The problem.
Identify each line below that contains the word "JSON", and copy it out.

Data supplied.
————————

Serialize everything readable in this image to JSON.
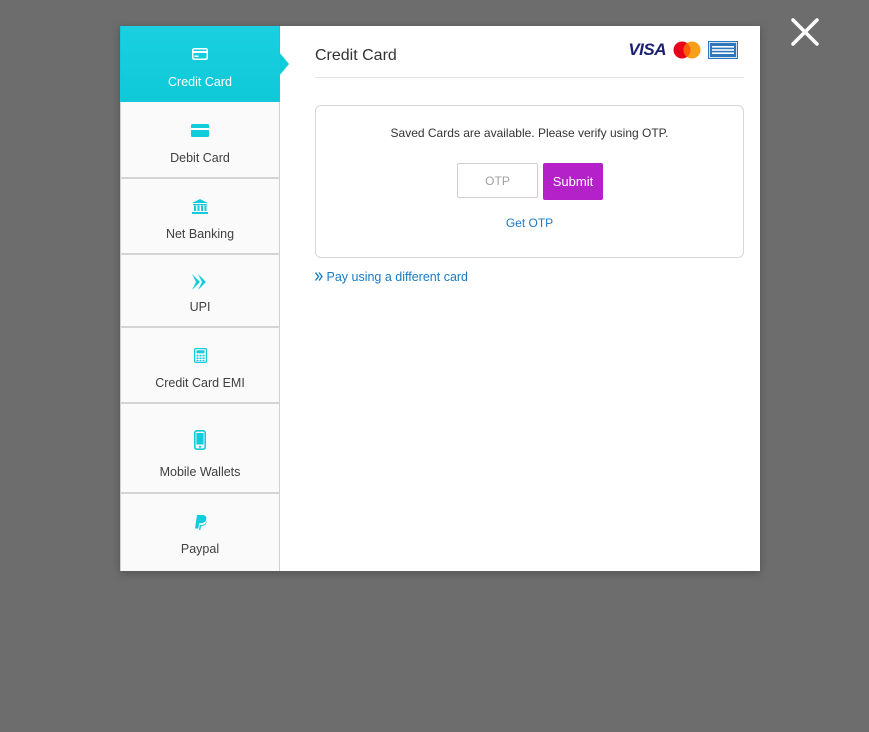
{
  "close_label": "×",
  "sidebar": {
    "items": [
      {
        "label": "Credit Card",
        "icon": "credit-card-icon",
        "active": true
      },
      {
        "label": "Debit Card",
        "icon": "debit-card-icon",
        "active": false
      },
      {
        "label": "Net Banking",
        "icon": "bank-icon",
        "active": false
      },
      {
        "label": "UPI",
        "icon": "upi-icon",
        "active": false
      },
      {
        "label": "Credit Card EMI",
        "icon": "calculator-icon",
        "active": false
      },
      {
        "label": "Mobile Wallets",
        "icon": "mobile-icon",
        "active": false
      },
      {
        "label": "Paypal",
        "icon": "paypal-icon",
        "active": false
      }
    ]
  },
  "content": {
    "title": "Credit Card",
    "brands": {
      "visa": "VISA",
      "mastercard": "mastercard-logo",
      "amex": "amex-logo"
    },
    "otp": {
      "message": "Saved Cards are available. Please verify using OTP.",
      "placeholder": "OTP",
      "submit_label": "Submit",
      "get_otp_label": "Get OTP"
    },
    "different_card_label": "Pay using a different card"
  },
  "colors": {
    "accent": "#12cbdb",
    "submit": "#b521c8",
    "link": "#1b7bc4",
    "overlay": "#6d6d6d"
  }
}
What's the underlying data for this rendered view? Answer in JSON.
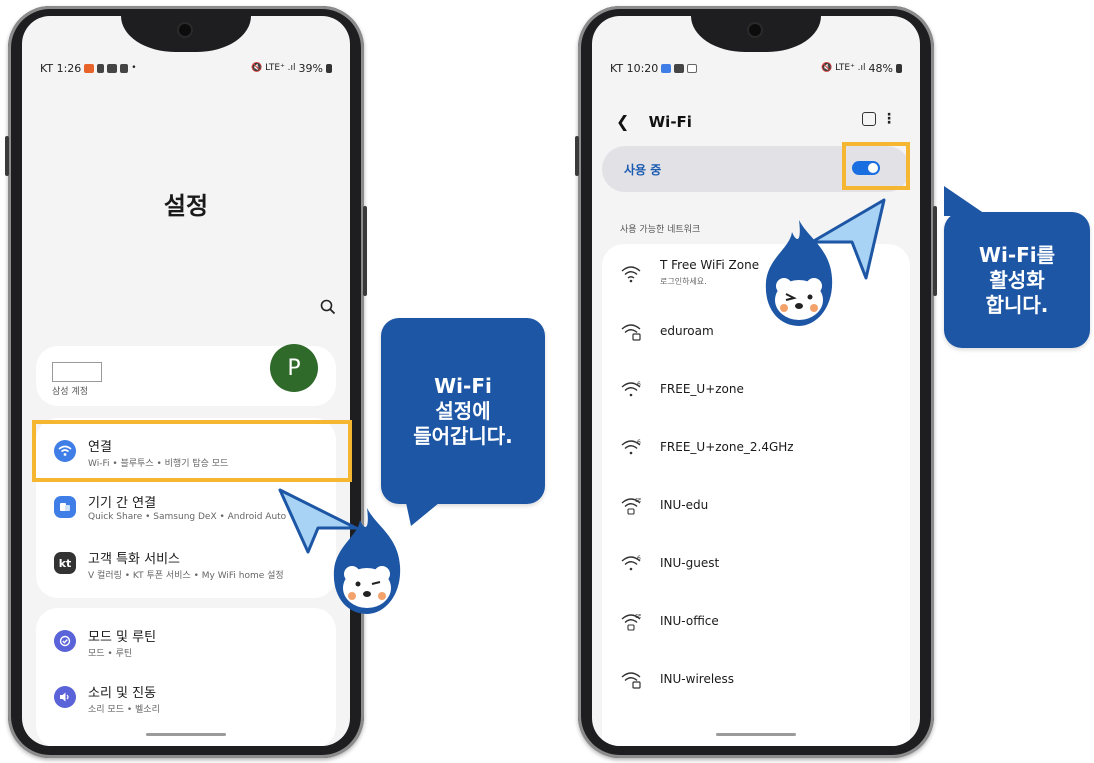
{
  "left_phone": {
    "status": {
      "time": "KT 1:26",
      "battery": "39%"
    },
    "title": "설정",
    "account": {
      "label": "삼성 계정",
      "avatar_letter": "P"
    },
    "menu": [
      {
        "title": "연결",
        "subtitle": "Wi-Fi • 블루투스 • 비행기 탑승 모드",
        "icon": "wifi-icon",
        "color": "#3f7ee6"
      },
      {
        "title": "기기 간 연결",
        "subtitle": "Quick Share • Samsung DeX • Android Auto",
        "icon": "devices-icon",
        "color": "#3f7ee6"
      },
      {
        "title": "고객 특화 서비스",
        "subtitle": "V 컬러링 • KT 투폰 서비스 • My WiFi home 설정",
        "icon": "kt-icon",
        "color": "#333333"
      },
      {
        "title": "모드 및 루틴",
        "subtitle": "모드 • 루틴",
        "icon": "routine-icon",
        "color": "#5a63d8"
      },
      {
        "title": "소리 및 진동",
        "subtitle": "소리 모드 • 벨소리",
        "icon": "sound-icon",
        "color": "#5a63d8"
      }
    ]
  },
  "right_phone": {
    "status": {
      "time": "KT 10:20",
      "battery": "48%"
    },
    "title": "Wi-Fi",
    "toggle_label": "사용 중",
    "section_label": "사용 가능한 네트워크",
    "networks": [
      {
        "name": "T Free WiFi Zone",
        "sub": "로그인하세요."
      },
      {
        "name": "eduroam",
        "sub": ""
      },
      {
        "name": "FREE_U+zone",
        "sub": ""
      },
      {
        "name": "FREE_U+zone_2.4GHz",
        "sub": ""
      },
      {
        "name": "INU-edu",
        "sub": ""
      },
      {
        "name": "INU-guest",
        "sub": ""
      },
      {
        "name": "INU-office",
        "sub": ""
      },
      {
        "name": "INU-wireless",
        "sub": ""
      }
    ]
  },
  "bubble_left": {
    "line1": "Wi-Fi",
    "line2": "설정에",
    "line3": "들어갑니다."
  },
  "bubble_right": {
    "line1": "Wi-Fi를",
    "line2": "활성화",
    "line3": "합니다."
  },
  "colors": {
    "highlight": "#f5b731",
    "bubble": "#1d56a5",
    "mascot": "#1d56a5"
  }
}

————————

Answer for this exercise.
Serialize everything readable in this image to JSON.
What's the underlying data for this rendered view? Answer in JSON.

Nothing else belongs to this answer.